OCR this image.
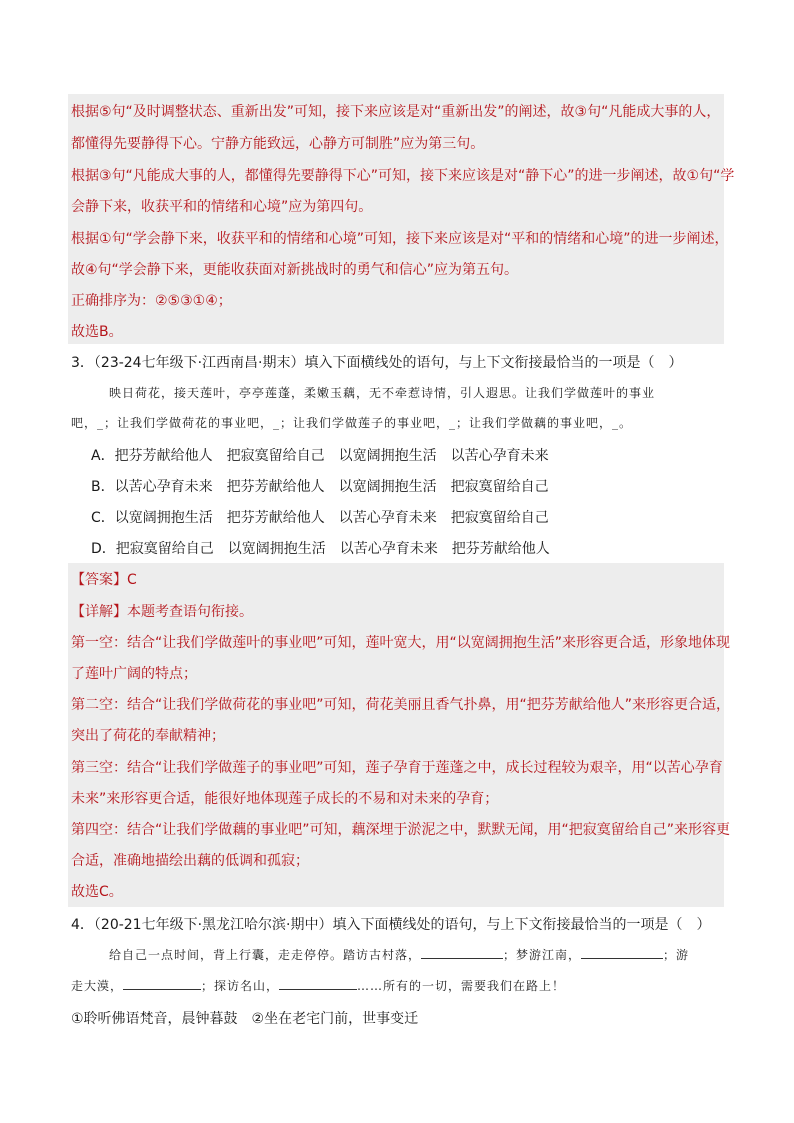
根据⑤句“及时调整状态、重新出发”可知，接下来应该是对“重新出发”的阐述，故③句“凡能成大事的人，
都懂得先要静得下心。宁静方能致远，心静方可制胜”应为第三句。
根据③句“凡能成大事的人，都懂得先要静得下心”可知，接下来应该是对“静下心”的进一步阐述，故①句“学
会静下来，收获平和的情绪和心境”应为第四句。
根据①句“学会静下来，收获平和的情绪和心境”可知，接下来应该是对“平和的情绪和心境”的进一步阐述，
故④句“学会静下来，更能收获面对新挑战时的勇气和信心”应为第五句。
正确排序为：②⑤③①④；
故选B。
3．（23-24七年级下·江西南昌·期末）填入下面横线处的语句，与上下文衔接最恰当的一项是（　）
映日荷花，接天莲叶，亭亭莲蓬，柔嫩玉藕，无不牵惹诗情，引人遐思。让我们学做莲叶的事业
吧，_；让我们学做荷花的事业吧，_；让我们学做莲子的事业吧，_；让我们学做藕的事业吧，_。
A．把芬芳献给他人　把寂寞留给自己　以宽阔拥抱生活　以苦心孕育未来
B．以苦心孕育未来　把芬芳献给他人　以宽阔拥抱生活　把寂寞留给自己
C．以宽阔拥抱生活　把芬芳献给他人　以苦心孕育未来　把寂寞留给自己
D．把寂寞留给自己　以宽阔拥抱生活　以苦心孕育未来　把芬芳献给他人
【答案】C
【详解】本题考查语句衔接。
第一空：结合“让我们学做莲叶的事业吧”可知，莲叶宽大，用“以宽阔拥抱生活”来形容更合适，形象地体现
了莲叶广阔的特点；
第二空：结合“让我们学做荷花的事业吧”可知，荷花美丽且香气扑鼻，用“把芬芳献给他人”来形容更合适，
突出了荷花的奉献精神；
第三空：结合“让我们学做莲子的事业吧”可知，莲子孕育于莲蓬之中，成长过程较为艰辛，用“以苦心孕育
未来”来形容更合适，能很好地体现莲子成长的不易和对未来的孕育；
第四空：结合“让我们学做藕的事业吧”可知，藕深埋于淤泥之中，默默无闻，用“把寂寞留给自己”来形容更
合适，准确地描绘出藕的低调和孤寂；
故选C。
4．（20-21七年级下·黑龙江哈尔滨·期中）填入下面横线处的语句，与上下文衔接最恰当的一项是（　）
给自己一点时间，背上行囊，走走停停。踏访古村落，	；梦游江南，	；游
走大漠，	；探访名山，	……所有的一切，需要我们在路上！
①聆听佛语梵音，晨钟暮鼓　②坐在老宅门前，世事变迁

════════════════

- **WHAT IS ASKED**
From the listing above, copy out each line where the word "凡能成大事的人" appears.

- **TASK RESULT**
根据⑤句“及时调整状态、重新出发”可知，接下来应该是对“重新出发”的阐述，故③句“凡能成大事的人，
根据③句“凡能成大事的人，都懂得先要静得下心”可知，接下来应该是对“静下心”的进一步阐述，故①句“学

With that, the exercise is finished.